WHAT IS NEEDED: Retype the records below word for word and omit any image.

(Extracted records)
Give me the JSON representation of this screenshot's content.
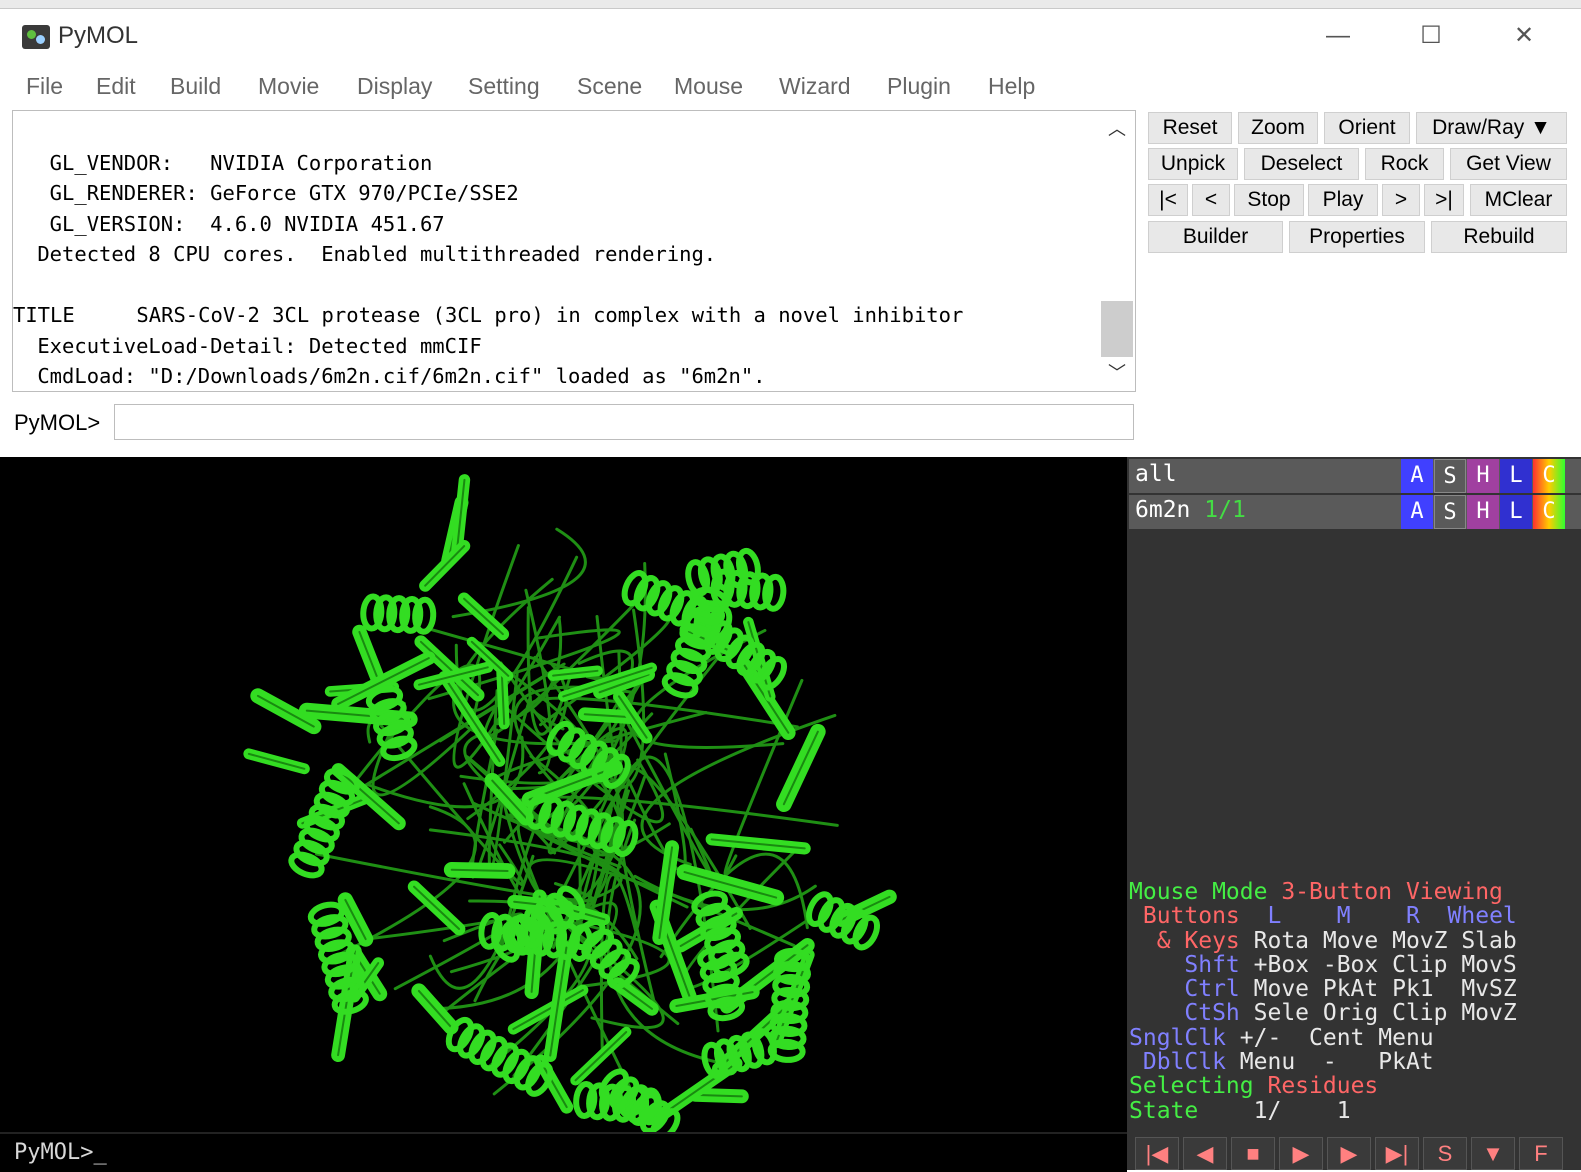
{
  "window": {
    "title": "PyMOL",
    "minimize": "—",
    "maximize": "☐",
    "close": "✕"
  },
  "menu": [
    "File",
    "Edit",
    "Build",
    "Movie",
    "Display",
    "Setting",
    "Scene",
    "Mouse",
    "Wizard",
    "Plugin",
    "Help"
  ],
  "console": {
    "lines": [
      "  GL_VENDOR:   NVIDIA Corporation",
      "  GL_RENDERER: GeForce GTX 970/PCIe/SSE2",
      "  GL_VERSION:  4.6.0 NVIDIA 451.67",
      " Detected 8 CPU cores.  Enabled multithreaded rendering.",
      "",
      "TITLE     SARS-CoV-2 3CL protease (3CL pro) in complex with a novel inhibitor",
      " ExecutiveLoad-Detail: Detected mmCIF",
      " CmdLoad: \"D:/Downloads/6m2n.cif/6m2n.cif\" loaded as \"6m2n\"."
    ]
  },
  "command": {
    "label": "PyMOL>",
    "value": ""
  },
  "buttons": {
    "row1": [
      "Reset",
      "Zoom",
      "Orient",
      "Draw/Ray ▼"
    ],
    "row2": [
      "Unpick",
      "Deselect",
      "Rock",
      "Get View"
    ],
    "row3": [
      "|<",
      "<",
      "Stop",
      "Play",
      ">",
      ">|",
      "MClear"
    ],
    "row4": [
      "Builder",
      "Properties",
      "Rebuild"
    ]
  },
  "objects": [
    {
      "name": "all",
      "state": ""
    },
    {
      "name": "6m2n",
      "state": "1/1"
    }
  ],
  "object_buttons": [
    "A",
    "S",
    "H",
    "L",
    "C"
  ],
  "object_button_colors": [
    "#4040ff",
    "#5a5a5a",
    "#a040a0",
    "#3030d0",
    "#ff4040"
  ],
  "viewer": {
    "prompt": "PyMOL>_",
    "cartoon_color": "#33dd22"
  },
  "mouse_mode": {
    "line1": [
      "Mouse Mode ",
      "3-Button Viewing"
    ],
    "line2": [
      " Buttons  ",
      "L",
      "    ",
      "M",
      "    ",
      "R",
      "  ",
      "Wheel"
    ],
    "line3": [
      "  & Keys ",
      "Rota Move MovZ Slab"
    ],
    "line4": [
      "    Shft ",
      "+Box -Box Clip MovS"
    ],
    "line5": [
      "    Ctrl ",
      "Move PkAt Pk1  MvSZ"
    ],
    "line6": [
      "    CtSh ",
      "Sele Orig Clip MovZ"
    ],
    "line7": [
      "SnglClk ",
      "+/-  Cent Menu"
    ],
    "line8": [
      " DblClk ",
      "Menu  -   PkAt"
    ],
    "line9": [
      "Selecting ",
      "Residues"
    ],
    "line10": [
      "State    ",
      "1/    1"
    ]
  },
  "playback": [
    "|◀",
    "◀",
    "■",
    "▶",
    "▶",
    "▶|",
    "S",
    "▼",
    "F"
  ]
}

TASK RESPONSE:
Give me the JSON representation of this screenshot's content.
{
  "window": {
    "title": "PyMOL",
    "minimize": "—",
    "maximize": "☐",
    "close": "✕"
  },
  "menu": [
    "File",
    "Edit",
    "Build",
    "Movie",
    "Display",
    "Setting",
    "Scene",
    "Mouse",
    "Wizard",
    "Plugin",
    "Help"
  ],
  "console": {
    "lines": [
      "  GL_VENDOR:   NVIDIA Corporation",
      "  GL_RENDERER: GeForce GTX 970/PCIe/SSE2",
      "  GL_VERSION:  4.6.0 NVIDIA 451.67",
      " Detected 8 CPU cores.  Enabled multithreaded rendering.",
      "",
      "TITLE     SARS-CoV-2 3CL protease (3CL pro) in complex with a novel inhibitor",
      " ExecutiveLoad-Detail: Detected mmCIF",
      " CmdLoad: \"D:/Downloads/6m2n.cif/6m2n.cif\" loaded as \"6m2n\"."
    ]
  },
  "command": {
    "label": "PyMOL>",
    "value": ""
  },
  "buttons": {
    "row1": [
      "Reset",
      "Zoom",
      "Orient",
      "Draw/Ray ▼"
    ],
    "row2": [
      "Unpick",
      "Deselect",
      "Rock",
      "Get View"
    ],
    "row3": [
      "|<",
      "<",
      "Stop",
      "Play",
      ">",
      ">|",
      "MClear"
    ],
    "row4": [
      "Builder",
      "Properties",
      "Rebuild"
    ]
  },
  "objects": [
    {
      "name": "all",
      "state": ""
    },
    {
      "name": "6m2n",
      "state": "1/1"
    }
  ],
  "object_buttons": [
    "A",
    "S",
    "H",
    "L",
    "C"
  ],
  "object_button_colors": [
    "#4040ff",
    "#5a5a5a",
    "#a040a0",
    "#3030d0",
    "#ff4040"
  ],
  "viewer": {
    "prompt": "PyMOL>_",
    "cartoon_color": "#33dd22"
  },
  "mouse_mode": {
    "line1": [
      "Mouse Mode ",
      "3-Button Viewing"
    ],
    "line2": [
      " Buttons  ",
      "L",
      "    ",
      "M",
      "    ",
      "R",
      "  ",
      "Wheel"
    ],
    "line3": [
      "  & Keys ",
      "Rota Move MovZ Slab"
    ],
    "line4": [
      "    Shft ",
      "+Box -Box Clip MovS"
    ],
    "line5": [
      "    Ctrl ",
      "Move PkAt Pk1  MvSZ"
    ],
    "line6": [
      "    CtSh ",
      "Sele Orig Clip MovZ"
    ],
    "line7": [
      "SnglClk ",
      "+/-  Cent Menu"
    ],
    "line8": [
      " DblClk ",
      "Menu  -   PkAt"
    ],
    "line9": [
      "Selecting ",
      "Residues"
    ],
    "line10": [
      "State    ",
      "1/    1"
    ]
  },
  "playback": [
    "|◀",
    "◀",
    "■",
    "▶",
    "▶",
    "▶|",
    "S",
    "▼",
    "F"
  ]
}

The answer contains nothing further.